## Task instructions:
Examine the material below. Gather every line in which the string "التقريب" appears.

-- begin Records for the exercise --

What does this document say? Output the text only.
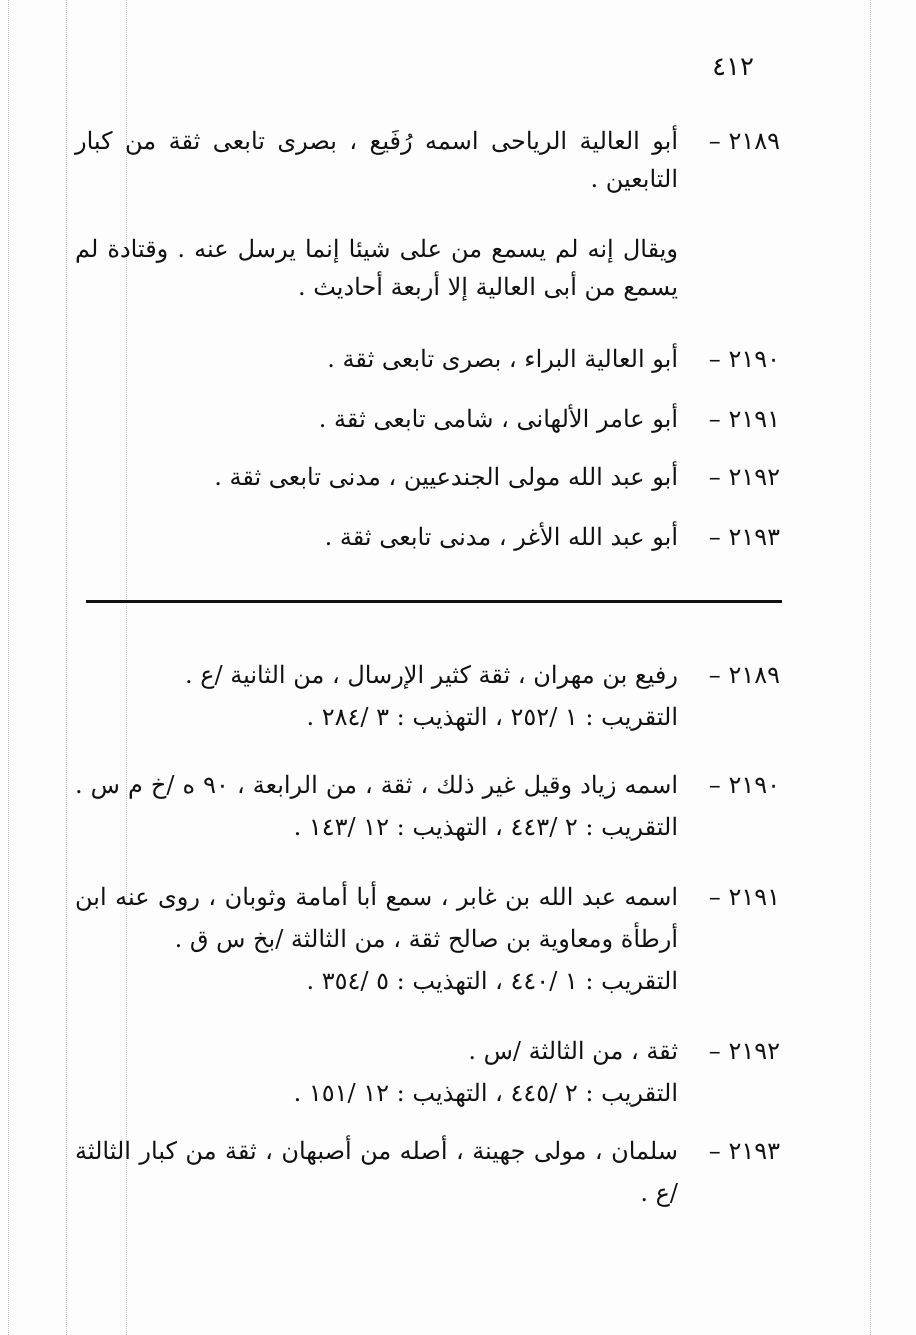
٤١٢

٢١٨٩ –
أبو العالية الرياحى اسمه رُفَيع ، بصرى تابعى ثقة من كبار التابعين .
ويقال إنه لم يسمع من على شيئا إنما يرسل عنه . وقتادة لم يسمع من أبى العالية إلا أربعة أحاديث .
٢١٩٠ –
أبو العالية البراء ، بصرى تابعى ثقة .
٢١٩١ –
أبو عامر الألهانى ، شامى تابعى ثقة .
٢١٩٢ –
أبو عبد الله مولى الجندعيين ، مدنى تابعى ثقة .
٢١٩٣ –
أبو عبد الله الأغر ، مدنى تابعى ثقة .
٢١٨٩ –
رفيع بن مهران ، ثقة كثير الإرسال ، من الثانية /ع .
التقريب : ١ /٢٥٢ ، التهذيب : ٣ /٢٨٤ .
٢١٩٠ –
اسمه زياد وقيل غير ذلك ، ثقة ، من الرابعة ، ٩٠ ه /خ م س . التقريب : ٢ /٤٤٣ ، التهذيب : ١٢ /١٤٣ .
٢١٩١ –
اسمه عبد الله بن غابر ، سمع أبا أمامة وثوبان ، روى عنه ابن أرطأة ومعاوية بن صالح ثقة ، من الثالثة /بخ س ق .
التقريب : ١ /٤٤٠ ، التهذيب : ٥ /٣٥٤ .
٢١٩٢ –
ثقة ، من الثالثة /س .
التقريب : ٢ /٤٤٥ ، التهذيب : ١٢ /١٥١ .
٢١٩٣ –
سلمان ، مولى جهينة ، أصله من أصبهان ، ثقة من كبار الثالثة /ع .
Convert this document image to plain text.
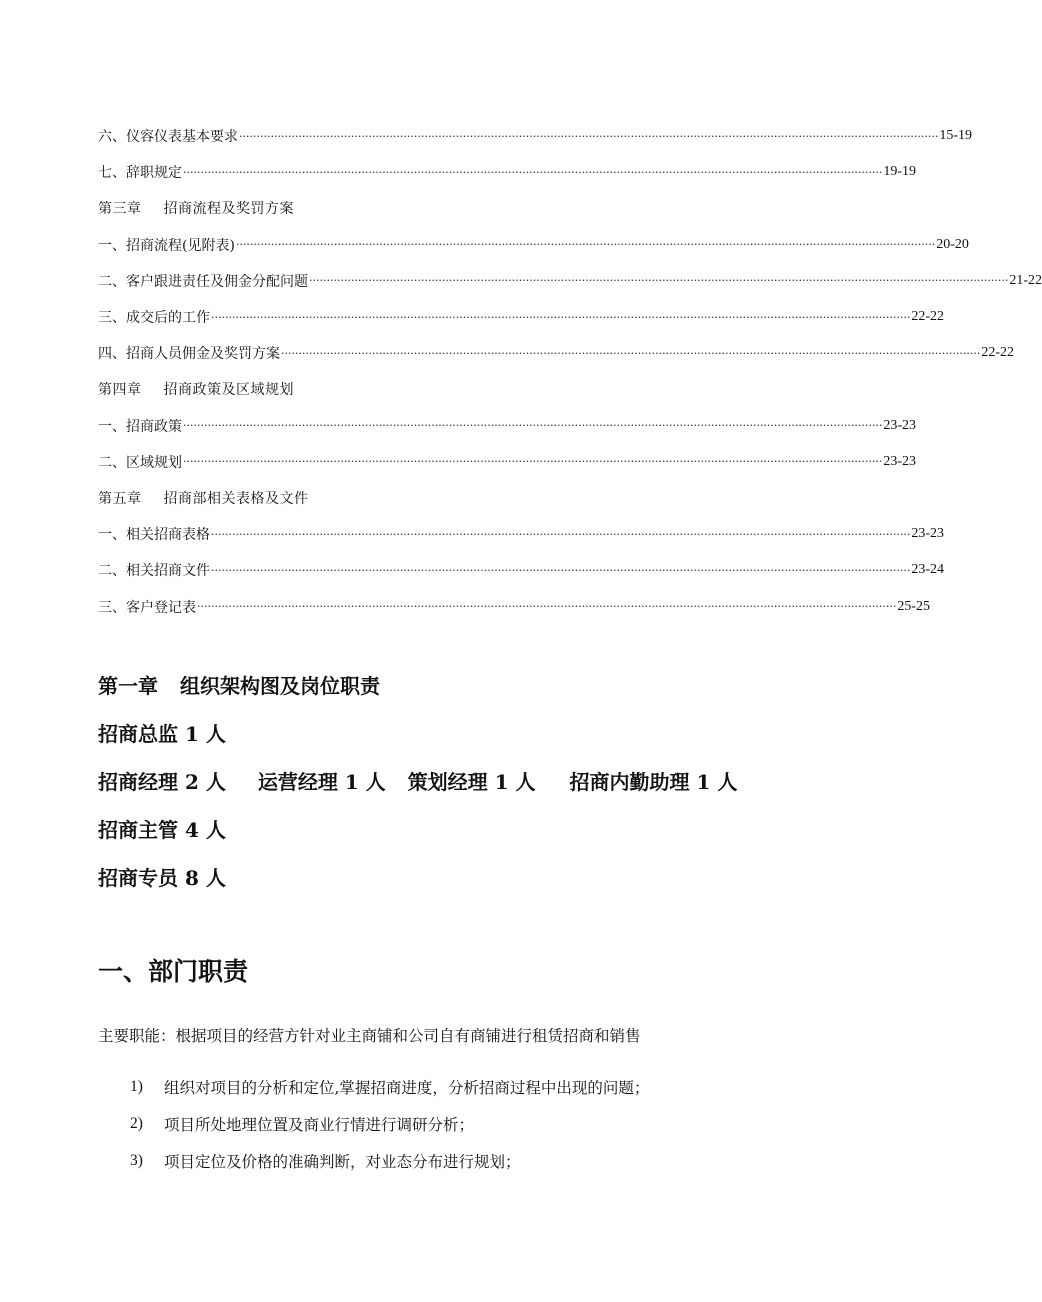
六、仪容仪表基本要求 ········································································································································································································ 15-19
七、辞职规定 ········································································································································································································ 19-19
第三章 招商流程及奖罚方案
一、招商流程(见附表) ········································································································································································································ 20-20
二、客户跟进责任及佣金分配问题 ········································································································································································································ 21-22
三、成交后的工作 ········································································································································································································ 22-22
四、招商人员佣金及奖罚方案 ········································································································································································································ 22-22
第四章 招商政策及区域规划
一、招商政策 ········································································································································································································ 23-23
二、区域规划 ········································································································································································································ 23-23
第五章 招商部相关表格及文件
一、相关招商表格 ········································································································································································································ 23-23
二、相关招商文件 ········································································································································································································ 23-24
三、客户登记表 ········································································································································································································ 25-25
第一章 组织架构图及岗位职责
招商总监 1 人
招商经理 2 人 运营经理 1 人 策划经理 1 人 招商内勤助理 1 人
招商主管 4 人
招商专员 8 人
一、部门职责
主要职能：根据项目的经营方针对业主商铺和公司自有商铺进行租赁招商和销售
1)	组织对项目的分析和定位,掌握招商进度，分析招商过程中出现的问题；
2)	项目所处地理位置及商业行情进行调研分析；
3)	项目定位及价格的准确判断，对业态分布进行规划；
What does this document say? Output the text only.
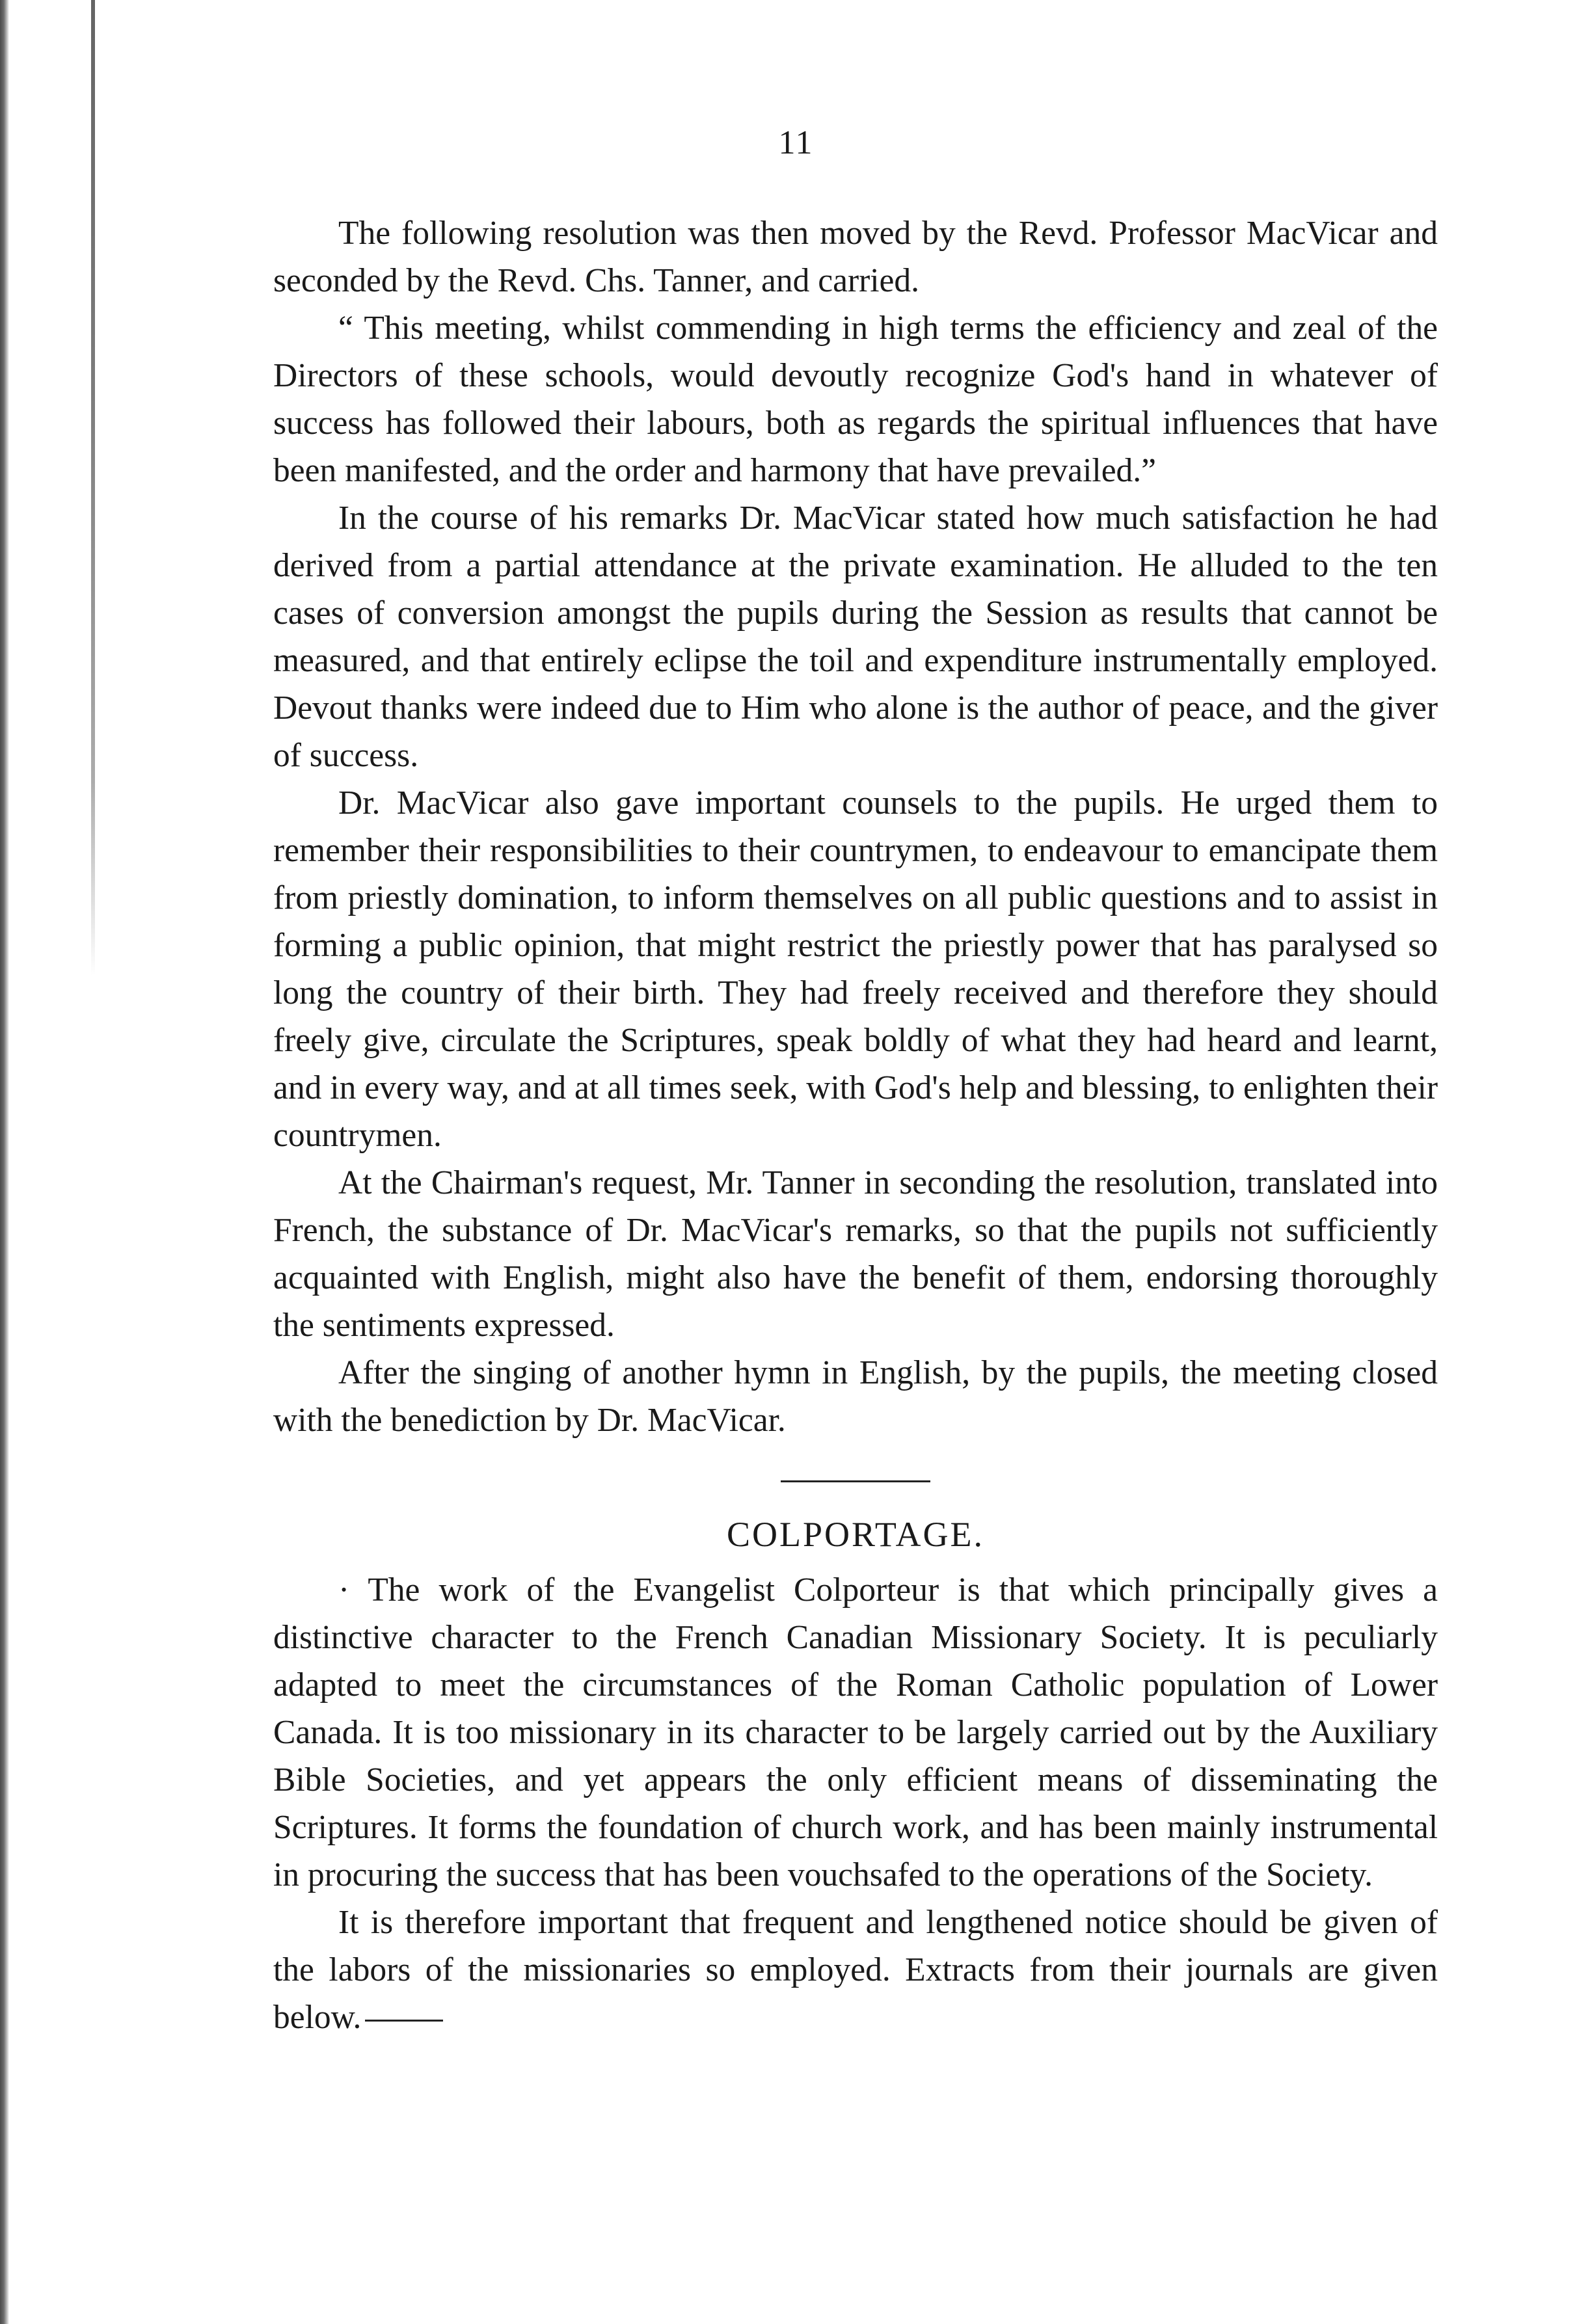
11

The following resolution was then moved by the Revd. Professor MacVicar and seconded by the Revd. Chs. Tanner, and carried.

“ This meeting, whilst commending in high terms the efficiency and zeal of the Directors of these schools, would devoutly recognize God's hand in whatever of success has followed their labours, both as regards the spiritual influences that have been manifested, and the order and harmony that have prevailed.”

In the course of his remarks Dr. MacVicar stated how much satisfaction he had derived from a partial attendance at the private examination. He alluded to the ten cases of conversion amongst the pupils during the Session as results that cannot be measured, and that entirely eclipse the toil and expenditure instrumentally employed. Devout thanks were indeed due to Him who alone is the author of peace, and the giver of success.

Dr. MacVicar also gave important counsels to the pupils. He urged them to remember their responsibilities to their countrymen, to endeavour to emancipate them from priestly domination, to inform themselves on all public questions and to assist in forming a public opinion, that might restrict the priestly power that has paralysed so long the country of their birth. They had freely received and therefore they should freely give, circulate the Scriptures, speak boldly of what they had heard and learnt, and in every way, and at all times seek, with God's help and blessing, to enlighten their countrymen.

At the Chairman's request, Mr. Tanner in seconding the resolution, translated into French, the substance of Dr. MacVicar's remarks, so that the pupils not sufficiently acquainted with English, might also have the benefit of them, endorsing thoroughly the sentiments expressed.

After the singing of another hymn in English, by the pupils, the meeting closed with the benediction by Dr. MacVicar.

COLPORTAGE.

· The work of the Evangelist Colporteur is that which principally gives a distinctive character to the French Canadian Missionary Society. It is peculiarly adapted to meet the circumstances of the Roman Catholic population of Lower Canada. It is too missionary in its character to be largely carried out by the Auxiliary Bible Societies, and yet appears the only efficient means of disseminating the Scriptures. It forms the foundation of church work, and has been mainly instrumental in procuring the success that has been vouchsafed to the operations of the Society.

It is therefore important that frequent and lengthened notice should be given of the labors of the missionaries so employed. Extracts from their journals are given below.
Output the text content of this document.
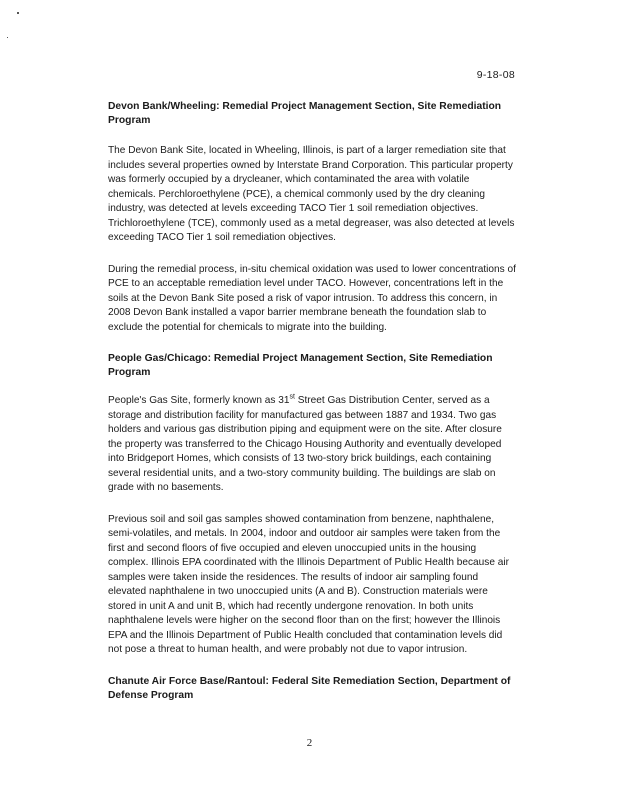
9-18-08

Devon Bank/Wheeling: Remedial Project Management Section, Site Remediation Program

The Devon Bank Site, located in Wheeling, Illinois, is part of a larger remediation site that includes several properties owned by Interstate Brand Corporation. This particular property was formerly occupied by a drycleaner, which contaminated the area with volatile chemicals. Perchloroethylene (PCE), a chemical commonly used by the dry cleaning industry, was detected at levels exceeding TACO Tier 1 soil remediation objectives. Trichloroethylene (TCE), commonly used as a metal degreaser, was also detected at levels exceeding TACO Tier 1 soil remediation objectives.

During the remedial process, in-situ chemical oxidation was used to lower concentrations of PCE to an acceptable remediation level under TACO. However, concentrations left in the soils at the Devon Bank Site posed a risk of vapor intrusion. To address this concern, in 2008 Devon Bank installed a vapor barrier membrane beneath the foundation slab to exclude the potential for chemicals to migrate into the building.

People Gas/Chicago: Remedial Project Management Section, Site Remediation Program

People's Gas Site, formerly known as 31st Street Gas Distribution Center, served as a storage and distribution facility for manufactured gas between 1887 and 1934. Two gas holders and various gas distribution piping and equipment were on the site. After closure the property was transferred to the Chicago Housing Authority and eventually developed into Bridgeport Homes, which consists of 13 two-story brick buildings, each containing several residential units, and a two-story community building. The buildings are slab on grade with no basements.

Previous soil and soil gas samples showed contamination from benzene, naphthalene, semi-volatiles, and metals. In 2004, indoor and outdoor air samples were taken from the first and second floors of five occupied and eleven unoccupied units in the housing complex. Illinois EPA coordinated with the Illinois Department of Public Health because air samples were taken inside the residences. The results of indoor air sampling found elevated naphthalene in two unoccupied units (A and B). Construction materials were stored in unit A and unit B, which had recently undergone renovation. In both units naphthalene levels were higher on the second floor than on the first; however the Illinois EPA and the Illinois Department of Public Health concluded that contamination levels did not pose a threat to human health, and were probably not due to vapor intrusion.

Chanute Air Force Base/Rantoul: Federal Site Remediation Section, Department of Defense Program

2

-- end Records for the exercise --

## Task result:
التقريب : ١ /٢٥٢ ، التهذيب : ٣ /٢٨٤ .
اسمه زياد وقيل غير ذلك ، ثقة ، من الرابعة ، ٩٠ ه /خ م س . التقريب : ٢ /٤٤٣ ، التهذيب : ١٢ /١٤٣ .
التقريب : ١ /٤٤٠ ، التهذيب : ٥ /٣٥٤ .
التقريب : ٢ /٤٤٥ ، التهذيب : ١٢ /١٥١ .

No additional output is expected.